▶ [PASSAGE PROVIDED]:
It seems Cuil.com is dead.
Michael Arrington’s sources suggest this is permanent.
That is $33 Million down the drain in research, development, infrastructure for the search engine crawlers etc.
But that is a fair investment… the investors new there was a significant risk, and based on the Crunchbase profile there were a whole load of smart people involved.
To misquote Alfred Lord Tennyson’s poem In Memoriam:27, 1850:-
It is better to have tried and failed than to never have tried at all.
But Leapfish… it is not just investors who will end up losing their money… if they haven’t already pulled their investment out.
Traffic numbers between Cuil & Leapfish are very similar i.e. Leapfish hasn’t gained any traction.
No amount of paid reviews is going to revive a flagging product – Google instant just blows any unique qualities away – before anyone suggests that somehow Google are copying Leapfish, there have been various “instant” type search implementations for the last 5 years and meta search engines are a dime a dozen.
“Boiler room” sales practices – an interesting way for a startup to get “funding” from people who in some cases were borrowing money of family member’s credit cards so they didn’t miss the great opportunity to “invest” in a guaranteed listing at the top of a search engine noone is using.
Up until fairly recently you might have thought their traffic was growing… and that that was search based.
However under the surface you have the Leapfish directory http://directory.leapfish.com/
That looks like the search engine traffic (from other search engines) has taken a hammering, and all that is left of their traffic only compares to a mildly popular, though niche blog such as my own.
Mark Kithcart, Director of Marketing whenever Leapfish are criticized comes up with amazing quotes such as:-
Also I think a few clarifications around our advertising model may help. We are not the traditional PPC modeled platform where you rent space and pay per click. We offer advertisers an opportunity to actually register Keyword Positions outright. We do charge a yearly renewal fee, but advertisers are able to benefit from both the traffic and equity side of the Keyword Position as the engine continues to grow over the next several years.

▶ [PROBLEM TO WORK ON]: Please copy out word for word the part of the post about Cuil and Leapfish starting with "Michael Arrington’s sources" and going on through "gained any traction.". The rows that come next are material separate from the post about Cuil and Leapfish.

▶ [DATA EXCERPTS]:
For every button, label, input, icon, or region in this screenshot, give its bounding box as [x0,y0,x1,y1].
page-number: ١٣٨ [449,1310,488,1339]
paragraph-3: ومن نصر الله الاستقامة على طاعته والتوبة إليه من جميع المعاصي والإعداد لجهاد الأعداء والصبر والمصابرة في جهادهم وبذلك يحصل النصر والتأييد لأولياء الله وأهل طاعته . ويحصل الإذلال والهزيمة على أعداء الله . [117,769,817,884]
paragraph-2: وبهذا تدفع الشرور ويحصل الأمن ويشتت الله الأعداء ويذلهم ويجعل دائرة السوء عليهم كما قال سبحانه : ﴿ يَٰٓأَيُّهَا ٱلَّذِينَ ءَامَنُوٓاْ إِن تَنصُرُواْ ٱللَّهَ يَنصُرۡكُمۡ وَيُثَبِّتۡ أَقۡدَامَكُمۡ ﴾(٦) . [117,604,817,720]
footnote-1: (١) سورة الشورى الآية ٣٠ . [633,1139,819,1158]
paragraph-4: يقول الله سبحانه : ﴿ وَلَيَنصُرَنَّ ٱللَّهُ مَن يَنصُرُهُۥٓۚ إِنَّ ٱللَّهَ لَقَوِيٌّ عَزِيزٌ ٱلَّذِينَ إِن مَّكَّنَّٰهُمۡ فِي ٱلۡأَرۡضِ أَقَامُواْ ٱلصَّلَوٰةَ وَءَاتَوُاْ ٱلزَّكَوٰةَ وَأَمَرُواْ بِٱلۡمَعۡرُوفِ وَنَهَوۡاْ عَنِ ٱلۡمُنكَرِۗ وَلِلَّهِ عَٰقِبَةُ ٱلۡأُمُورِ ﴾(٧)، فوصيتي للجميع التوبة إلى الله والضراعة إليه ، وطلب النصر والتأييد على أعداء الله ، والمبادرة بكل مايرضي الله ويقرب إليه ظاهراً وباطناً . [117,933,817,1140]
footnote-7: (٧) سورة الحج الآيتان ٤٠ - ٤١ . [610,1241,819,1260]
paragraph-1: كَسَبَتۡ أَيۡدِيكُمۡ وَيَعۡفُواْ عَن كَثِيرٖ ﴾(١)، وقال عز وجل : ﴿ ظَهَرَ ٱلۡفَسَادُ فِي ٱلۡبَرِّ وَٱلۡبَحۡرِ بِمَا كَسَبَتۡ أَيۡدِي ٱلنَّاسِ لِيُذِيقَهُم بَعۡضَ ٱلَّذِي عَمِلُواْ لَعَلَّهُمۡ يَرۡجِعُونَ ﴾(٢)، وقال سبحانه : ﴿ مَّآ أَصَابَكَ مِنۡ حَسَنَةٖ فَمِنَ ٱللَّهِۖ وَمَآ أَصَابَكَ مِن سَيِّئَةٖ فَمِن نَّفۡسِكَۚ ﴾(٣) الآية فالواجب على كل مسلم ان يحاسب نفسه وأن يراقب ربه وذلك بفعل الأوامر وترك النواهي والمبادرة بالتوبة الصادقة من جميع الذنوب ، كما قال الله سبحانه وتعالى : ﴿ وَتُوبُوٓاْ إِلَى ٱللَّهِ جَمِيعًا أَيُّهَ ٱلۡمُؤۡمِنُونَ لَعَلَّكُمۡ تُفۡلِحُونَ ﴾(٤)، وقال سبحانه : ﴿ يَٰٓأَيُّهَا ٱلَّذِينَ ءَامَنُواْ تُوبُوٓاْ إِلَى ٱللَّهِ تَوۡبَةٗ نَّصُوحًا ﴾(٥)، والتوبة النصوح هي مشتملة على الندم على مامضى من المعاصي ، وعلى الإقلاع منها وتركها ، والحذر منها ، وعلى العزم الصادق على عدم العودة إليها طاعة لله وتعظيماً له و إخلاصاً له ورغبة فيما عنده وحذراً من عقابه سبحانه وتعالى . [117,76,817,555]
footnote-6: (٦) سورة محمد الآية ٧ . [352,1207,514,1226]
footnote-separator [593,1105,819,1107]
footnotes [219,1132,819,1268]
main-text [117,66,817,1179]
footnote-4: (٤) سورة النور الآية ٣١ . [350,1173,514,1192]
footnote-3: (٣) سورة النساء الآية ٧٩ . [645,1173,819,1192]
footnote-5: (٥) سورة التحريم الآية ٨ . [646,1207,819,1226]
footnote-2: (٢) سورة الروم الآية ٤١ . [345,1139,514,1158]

▶ [EXERCISE RESPONSE]:
Michael Arrington’s sources suggest this is permanent.
That is $33 Million down the drain in research, development, infrastructure for the search engine crawlers etc.
But that is a fair investment… the investors new there was a significant risk, and based on the Crunchbase profile there were a whole load of smart people involved.
To misquote Alfred Lord Tennyson’s poem In Memoriam:27, 1850:-
It is better to have tried and failed than to never have tried at all.
But Leapfish… it is not just investors who will end up losing their money… if they haven’t already pulled their investment out.
Traffic numbers between Cuil & Leapfish are very similar i.e. Leapfish hasn’t gained any traction.